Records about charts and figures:

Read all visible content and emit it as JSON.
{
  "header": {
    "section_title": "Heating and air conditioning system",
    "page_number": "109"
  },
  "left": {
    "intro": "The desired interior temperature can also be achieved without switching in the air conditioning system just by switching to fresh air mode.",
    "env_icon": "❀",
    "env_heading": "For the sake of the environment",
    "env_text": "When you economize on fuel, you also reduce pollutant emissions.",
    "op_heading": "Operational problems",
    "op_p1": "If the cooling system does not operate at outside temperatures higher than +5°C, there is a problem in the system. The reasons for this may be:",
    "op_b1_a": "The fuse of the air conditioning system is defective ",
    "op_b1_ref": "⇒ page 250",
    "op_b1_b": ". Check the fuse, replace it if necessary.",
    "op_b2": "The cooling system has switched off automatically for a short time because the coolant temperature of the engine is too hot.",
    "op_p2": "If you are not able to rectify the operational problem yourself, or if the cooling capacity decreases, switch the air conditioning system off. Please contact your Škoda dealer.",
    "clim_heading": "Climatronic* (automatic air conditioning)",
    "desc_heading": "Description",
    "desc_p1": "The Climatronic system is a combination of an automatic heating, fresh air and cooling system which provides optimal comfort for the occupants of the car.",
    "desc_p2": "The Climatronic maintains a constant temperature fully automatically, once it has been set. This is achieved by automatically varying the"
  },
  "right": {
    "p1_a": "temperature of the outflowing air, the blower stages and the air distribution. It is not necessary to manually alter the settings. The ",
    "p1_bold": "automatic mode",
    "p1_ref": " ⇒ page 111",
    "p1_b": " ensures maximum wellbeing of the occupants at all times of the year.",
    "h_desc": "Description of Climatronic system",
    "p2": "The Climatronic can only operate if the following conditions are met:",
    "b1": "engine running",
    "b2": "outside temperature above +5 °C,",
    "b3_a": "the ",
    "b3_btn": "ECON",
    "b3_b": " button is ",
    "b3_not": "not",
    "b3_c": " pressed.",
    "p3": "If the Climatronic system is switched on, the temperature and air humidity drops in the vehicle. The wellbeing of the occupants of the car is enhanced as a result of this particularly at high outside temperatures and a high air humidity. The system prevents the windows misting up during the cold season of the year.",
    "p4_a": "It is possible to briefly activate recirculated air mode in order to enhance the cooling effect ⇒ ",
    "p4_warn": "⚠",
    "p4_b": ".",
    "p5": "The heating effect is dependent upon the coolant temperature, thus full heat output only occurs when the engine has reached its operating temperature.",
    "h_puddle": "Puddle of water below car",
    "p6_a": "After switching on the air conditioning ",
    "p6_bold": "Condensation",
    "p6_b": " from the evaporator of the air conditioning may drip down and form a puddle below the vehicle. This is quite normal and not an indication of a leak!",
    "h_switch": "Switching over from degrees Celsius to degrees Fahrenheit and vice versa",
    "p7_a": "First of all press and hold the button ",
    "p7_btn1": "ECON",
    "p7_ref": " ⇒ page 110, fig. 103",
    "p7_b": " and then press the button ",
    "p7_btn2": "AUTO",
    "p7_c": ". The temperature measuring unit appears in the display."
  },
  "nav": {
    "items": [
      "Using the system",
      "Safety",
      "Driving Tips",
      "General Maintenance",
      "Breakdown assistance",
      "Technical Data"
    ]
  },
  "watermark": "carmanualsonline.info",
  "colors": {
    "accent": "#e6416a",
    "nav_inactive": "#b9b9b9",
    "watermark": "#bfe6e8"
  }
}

#### [OBJECTIVE]
Print the records above in full, exactly.

#### [FULL SOLUTION]
Read all visible content and emit it as JSON.
{
  "header": {
    "section_title": "Heating and air conditioning system",
    "page_number": "109"
  },
  "left": {
    "intro": "The desired interior temperature can also be achieved without switching in the air conditioning system just by switching to fresh air mode.",
    "env_icon": "❀",
    "env_heading": "For the sake of the environment",
    "env_text": "When you economize on fuel, you also reduce pollutant emissions.",
    "op_heading": "Operational problems",
    "op_p1": "If the cooling system does not operate at outside temperatures higher than +5°C, there is a problem in the system. The reasons for this may be:",
    "op_b1_a": "The fuse of the air conditioning system is defective ",
    "op_b1_ref": "⇒ page 250",
    "op_b1_b": ". Check the fuse, replace it if necessary.",
    "op_b2": "The cooling system has switched off automatically for a short time because the coolant temperature of the engine is too hot.",
    "op_p2": "If you are not able to rectify the operational problem yourself, or if the cooling capacity decreases, switch the air conditioning system off. Please contact your Škoda dealer.",
    "clim_heading": "Climatronic* (automatic air conditioning)",
    "desc_heading": "Description",
    "desc_p1": "The Climatronic system is a combination of an automatic heating, fresh air and cooling system which provides optimal comfort for the occupants of the car.",
    "desc_p2": "The Climatronic maintains a constant temperature fully automatically, once it has been set. This is achieved by automatically varying the"
  },
  "right": {
    "p1_a": "temperature of the outflowing air, the blower stages and the air distribution. It is not necessary to manually alter the settings. The ",
    "p1_bold": "automatic mode",
    "p1_ref": " ⇒ page 111",
    "p1_b": " ensures maximum wellbeing of the occupants at all times of the year.",
    "h_desc": "Description of Climatronic system",
    "p2": "The Climatronic can only operate if the following conditions are met:",
    "b1": "engine running",
    "b2": "outside temperature above +5 °C,",
    "b3_a": "the ",
    "b3_btn": "ECON",
    "b3_b": " button is ",
    "b3_not": "not",
    "b3_c": " pressed.",
    "p3": "If the Climatronic system is switched on, the temperature and air humidity drops in the vehicle. The wellbeing of the occupants of the car is enhanced as a result of this particularly at high outside temperatures and a high air humidity. The system prevents the windows misting up during the cold season of the year.",
    "p4_a": "It is possible to briefly activate recirculated air mode in order to enhance the cooling effect ⇒ ",
    "p4_warn": "⚠",
    "p4_b": ".",
    "p5": "The heating effect is dependent upon the coolant temperature, thus full heat output only occurs when the engine has reached its operating temperature.",
    "h_puddle": "Puddle of water below car",
    "p6_a": "After switching on the air conditioning ",
    "p6_bold": "Condensation",
    "p6_b": " from the evaporator of the air conditioning may drip down and form a puddle below the vehicle. This is quite normal and not an indication of a leak!",
    "h_switch": "Switching over from degrees Celsius to degrees Fahrenheit and vice versa",
    "p7_a": "First of all press and hold the button ",
    "p7_btn1": "ECON",
    "p7_ref": " ⇒ page 110, fig. 103",
    "p7_b": " and then press the button ",
    "p7_btn2": "AUTO",
    "p7_c": ". The temperature measuring unit appears in the display."
  },
  "nav": {
    "items": [
      "Using the system",
      "Safety",
      "Driving Tips",
      "General Maintenance",
      "Breakdown assistance",
      "Technical Data"
    ]
  },
  "watermark": "carmanualsonline.info",
  "colors": {
    "accent": "#e6416a",
    "nav_inactive": "#b9b9b9",
    "watermark": "#bfe6e8"
  }
}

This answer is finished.